**Instructions for the task**
Keep only those lines of the records that include the string "icon".

**Given data**
>> START
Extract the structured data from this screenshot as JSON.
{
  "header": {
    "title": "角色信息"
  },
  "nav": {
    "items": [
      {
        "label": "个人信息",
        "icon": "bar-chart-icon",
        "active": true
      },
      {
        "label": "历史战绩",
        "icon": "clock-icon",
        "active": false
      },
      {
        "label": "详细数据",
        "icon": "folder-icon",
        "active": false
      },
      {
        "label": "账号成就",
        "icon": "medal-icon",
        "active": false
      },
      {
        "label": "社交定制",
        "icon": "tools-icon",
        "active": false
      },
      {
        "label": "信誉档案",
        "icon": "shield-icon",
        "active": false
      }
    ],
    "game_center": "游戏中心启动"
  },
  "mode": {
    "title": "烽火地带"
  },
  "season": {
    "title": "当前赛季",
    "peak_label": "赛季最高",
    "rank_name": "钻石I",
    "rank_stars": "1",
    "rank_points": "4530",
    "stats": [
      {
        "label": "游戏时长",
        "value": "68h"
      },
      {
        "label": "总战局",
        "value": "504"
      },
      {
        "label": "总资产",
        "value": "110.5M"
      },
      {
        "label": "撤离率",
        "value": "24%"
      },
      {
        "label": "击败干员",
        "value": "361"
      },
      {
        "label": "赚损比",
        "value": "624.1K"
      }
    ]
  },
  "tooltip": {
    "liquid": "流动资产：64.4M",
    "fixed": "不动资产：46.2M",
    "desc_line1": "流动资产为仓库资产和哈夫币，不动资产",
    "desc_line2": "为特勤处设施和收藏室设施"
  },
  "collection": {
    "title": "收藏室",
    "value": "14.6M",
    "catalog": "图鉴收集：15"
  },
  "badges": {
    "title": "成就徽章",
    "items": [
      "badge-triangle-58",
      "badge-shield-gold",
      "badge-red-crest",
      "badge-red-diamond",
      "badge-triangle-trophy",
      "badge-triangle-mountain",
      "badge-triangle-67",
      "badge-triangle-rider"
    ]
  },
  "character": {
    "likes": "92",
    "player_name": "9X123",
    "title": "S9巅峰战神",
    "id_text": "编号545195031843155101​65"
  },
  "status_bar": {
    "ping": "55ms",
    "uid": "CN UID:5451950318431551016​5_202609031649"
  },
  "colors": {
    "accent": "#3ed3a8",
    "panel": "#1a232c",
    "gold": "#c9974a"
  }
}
>> END
**Reply to the exercise**
        "icon": "bar-chart-icon",
        "icon": "clock-icon",
        "icon": "folder-icon",
        "icon": "medal-icon",
        "icon": "tools-icon",
        "icon": "shield-icon",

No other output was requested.